▸ **Exercise goal**
Return each line containing "this".

(Source data)
---*---

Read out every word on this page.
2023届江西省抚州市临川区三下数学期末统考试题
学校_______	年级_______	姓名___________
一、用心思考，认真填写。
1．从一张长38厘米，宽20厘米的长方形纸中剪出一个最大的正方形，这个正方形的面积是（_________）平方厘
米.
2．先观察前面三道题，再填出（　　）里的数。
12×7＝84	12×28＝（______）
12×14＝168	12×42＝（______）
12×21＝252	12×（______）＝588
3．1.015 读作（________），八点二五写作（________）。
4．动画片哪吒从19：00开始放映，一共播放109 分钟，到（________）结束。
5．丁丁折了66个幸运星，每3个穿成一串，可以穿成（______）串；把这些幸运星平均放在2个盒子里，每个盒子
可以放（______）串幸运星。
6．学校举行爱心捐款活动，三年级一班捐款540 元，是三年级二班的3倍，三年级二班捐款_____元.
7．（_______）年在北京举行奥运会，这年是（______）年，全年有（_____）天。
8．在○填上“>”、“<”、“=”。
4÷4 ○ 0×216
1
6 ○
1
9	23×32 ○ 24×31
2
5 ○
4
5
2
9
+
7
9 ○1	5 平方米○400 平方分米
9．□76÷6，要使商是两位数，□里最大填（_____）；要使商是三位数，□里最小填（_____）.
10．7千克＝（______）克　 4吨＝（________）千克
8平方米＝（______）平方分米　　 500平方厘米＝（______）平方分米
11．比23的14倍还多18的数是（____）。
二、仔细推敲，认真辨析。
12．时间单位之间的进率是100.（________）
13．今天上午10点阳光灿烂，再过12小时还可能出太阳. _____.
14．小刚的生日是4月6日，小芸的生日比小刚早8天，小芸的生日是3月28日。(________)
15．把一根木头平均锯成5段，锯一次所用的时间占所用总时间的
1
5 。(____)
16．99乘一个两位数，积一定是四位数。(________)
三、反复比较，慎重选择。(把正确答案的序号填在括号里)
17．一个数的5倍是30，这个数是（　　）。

---*---

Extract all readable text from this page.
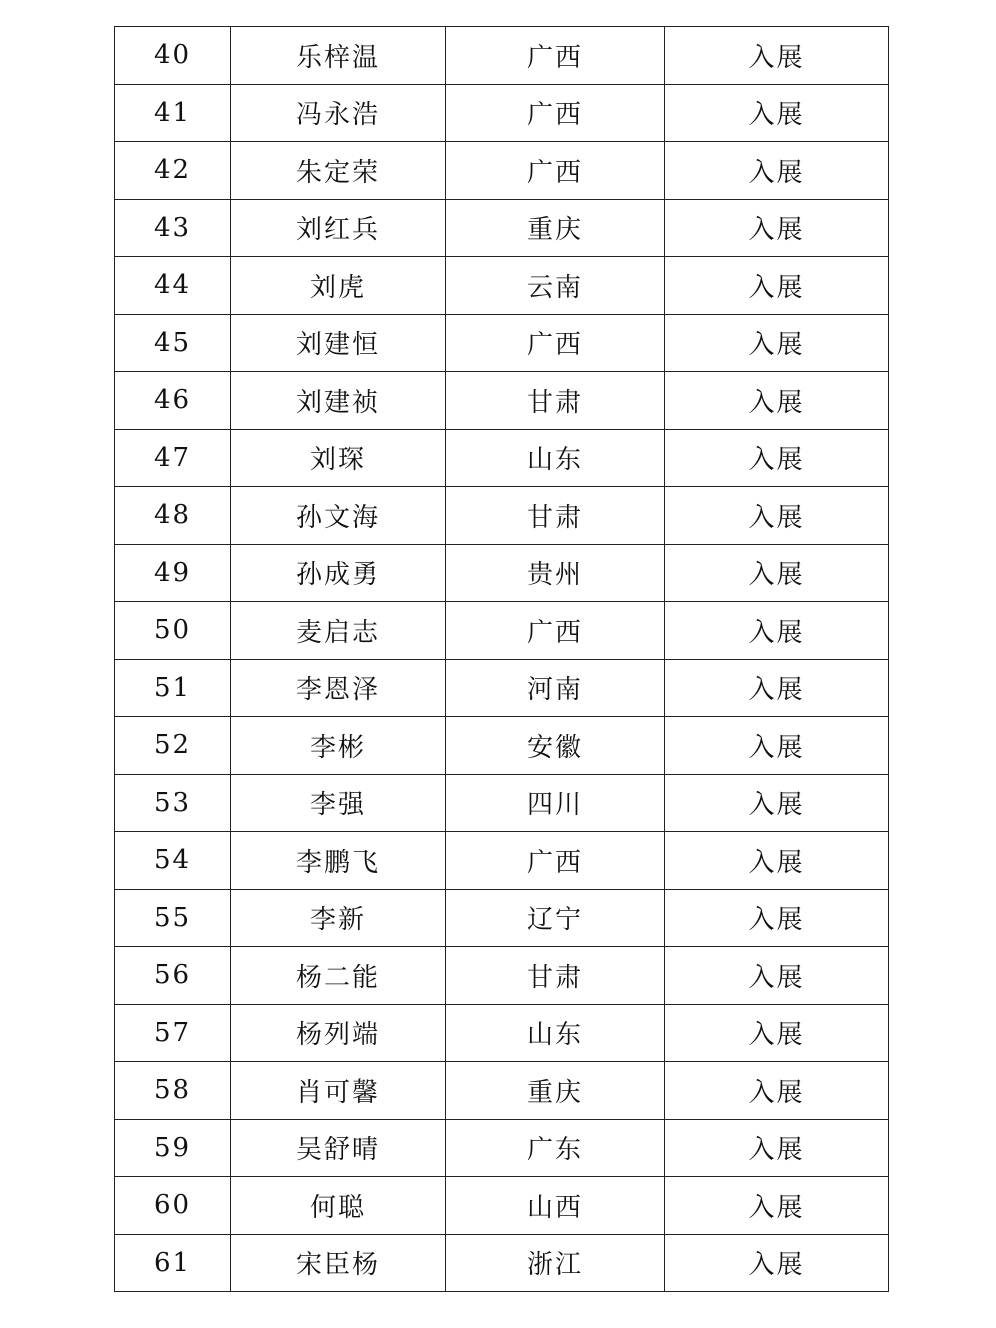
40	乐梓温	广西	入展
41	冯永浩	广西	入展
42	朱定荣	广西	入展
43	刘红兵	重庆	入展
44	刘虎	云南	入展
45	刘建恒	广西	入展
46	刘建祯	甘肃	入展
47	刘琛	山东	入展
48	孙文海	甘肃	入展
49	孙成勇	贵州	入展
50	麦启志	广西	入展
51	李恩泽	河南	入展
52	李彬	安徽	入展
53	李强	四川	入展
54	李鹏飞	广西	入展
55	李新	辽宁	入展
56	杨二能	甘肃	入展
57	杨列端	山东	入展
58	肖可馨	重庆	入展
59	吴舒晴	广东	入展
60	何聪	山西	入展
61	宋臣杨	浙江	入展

---*---

▸ **Exercise solution**
Read out every word on this page.
Extract all readable text from this page.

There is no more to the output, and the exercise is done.